Stored items:
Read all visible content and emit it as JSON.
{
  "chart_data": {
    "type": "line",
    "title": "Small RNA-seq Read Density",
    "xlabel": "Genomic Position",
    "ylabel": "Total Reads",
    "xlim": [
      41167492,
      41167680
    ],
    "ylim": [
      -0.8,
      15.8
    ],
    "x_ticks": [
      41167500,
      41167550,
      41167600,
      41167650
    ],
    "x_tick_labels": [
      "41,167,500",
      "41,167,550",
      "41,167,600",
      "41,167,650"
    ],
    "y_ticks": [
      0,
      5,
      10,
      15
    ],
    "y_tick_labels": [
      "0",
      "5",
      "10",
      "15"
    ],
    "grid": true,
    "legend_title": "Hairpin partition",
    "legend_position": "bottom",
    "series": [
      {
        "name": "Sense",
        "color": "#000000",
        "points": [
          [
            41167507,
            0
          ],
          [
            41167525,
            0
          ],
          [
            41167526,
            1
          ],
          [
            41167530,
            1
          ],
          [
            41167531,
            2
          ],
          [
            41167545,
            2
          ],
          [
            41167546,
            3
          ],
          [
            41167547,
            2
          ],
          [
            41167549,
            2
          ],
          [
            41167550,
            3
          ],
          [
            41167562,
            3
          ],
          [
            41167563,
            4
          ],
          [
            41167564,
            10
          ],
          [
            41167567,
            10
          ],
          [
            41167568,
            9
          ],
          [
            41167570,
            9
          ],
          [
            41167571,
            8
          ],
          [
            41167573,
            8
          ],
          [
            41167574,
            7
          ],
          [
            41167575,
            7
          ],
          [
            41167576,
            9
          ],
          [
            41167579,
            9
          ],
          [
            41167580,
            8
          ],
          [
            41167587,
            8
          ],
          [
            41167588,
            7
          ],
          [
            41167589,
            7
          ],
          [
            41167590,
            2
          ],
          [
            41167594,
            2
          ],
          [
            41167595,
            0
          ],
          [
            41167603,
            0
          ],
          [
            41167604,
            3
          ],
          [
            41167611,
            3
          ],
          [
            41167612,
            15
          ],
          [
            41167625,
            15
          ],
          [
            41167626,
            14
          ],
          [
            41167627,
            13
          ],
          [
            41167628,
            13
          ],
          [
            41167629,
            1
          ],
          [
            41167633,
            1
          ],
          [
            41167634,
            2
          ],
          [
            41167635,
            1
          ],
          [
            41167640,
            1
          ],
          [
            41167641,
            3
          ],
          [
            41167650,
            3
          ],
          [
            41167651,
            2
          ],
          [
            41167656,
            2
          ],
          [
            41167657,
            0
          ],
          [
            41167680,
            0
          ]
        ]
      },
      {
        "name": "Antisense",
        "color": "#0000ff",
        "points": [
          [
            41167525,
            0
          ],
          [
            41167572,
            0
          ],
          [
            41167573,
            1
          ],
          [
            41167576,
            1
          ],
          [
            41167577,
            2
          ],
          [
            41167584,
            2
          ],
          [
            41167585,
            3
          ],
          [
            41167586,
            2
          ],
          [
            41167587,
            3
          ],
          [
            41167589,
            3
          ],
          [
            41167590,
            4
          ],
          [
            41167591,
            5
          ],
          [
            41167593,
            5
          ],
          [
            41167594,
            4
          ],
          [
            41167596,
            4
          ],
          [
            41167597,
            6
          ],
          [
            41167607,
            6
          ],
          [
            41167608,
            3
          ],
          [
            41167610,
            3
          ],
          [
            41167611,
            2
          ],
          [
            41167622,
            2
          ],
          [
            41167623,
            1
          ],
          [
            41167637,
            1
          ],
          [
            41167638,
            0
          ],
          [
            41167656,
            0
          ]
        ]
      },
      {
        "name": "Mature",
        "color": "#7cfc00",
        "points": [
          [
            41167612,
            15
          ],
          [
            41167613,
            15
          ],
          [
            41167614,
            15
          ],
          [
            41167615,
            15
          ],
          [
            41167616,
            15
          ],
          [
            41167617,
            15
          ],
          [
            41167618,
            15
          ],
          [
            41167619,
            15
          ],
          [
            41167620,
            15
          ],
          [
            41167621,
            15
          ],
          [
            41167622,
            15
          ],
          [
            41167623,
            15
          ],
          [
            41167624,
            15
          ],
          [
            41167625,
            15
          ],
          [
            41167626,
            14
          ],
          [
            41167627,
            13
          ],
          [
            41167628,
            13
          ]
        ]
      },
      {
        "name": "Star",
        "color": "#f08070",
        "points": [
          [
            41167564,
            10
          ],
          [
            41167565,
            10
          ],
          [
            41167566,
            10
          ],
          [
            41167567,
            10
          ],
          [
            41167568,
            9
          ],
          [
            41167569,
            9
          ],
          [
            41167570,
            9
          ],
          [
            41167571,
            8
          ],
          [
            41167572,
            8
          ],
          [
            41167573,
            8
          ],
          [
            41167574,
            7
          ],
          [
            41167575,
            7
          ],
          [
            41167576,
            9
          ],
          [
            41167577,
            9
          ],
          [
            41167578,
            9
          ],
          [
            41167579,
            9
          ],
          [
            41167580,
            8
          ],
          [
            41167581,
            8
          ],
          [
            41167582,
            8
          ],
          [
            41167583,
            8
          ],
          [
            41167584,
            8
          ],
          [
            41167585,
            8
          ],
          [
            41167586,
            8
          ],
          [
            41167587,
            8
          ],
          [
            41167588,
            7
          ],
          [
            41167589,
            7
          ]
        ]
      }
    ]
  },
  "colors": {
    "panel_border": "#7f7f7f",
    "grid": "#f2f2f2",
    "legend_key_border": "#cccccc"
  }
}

◆ Directions ◆
Bring together all lines of the entries above in which the string "name" occurs.

◆ Solution to this exercise ◆
        "name": "Sense",
        "name": "Antisense",
        "name": "Mature",
        "name": "Star",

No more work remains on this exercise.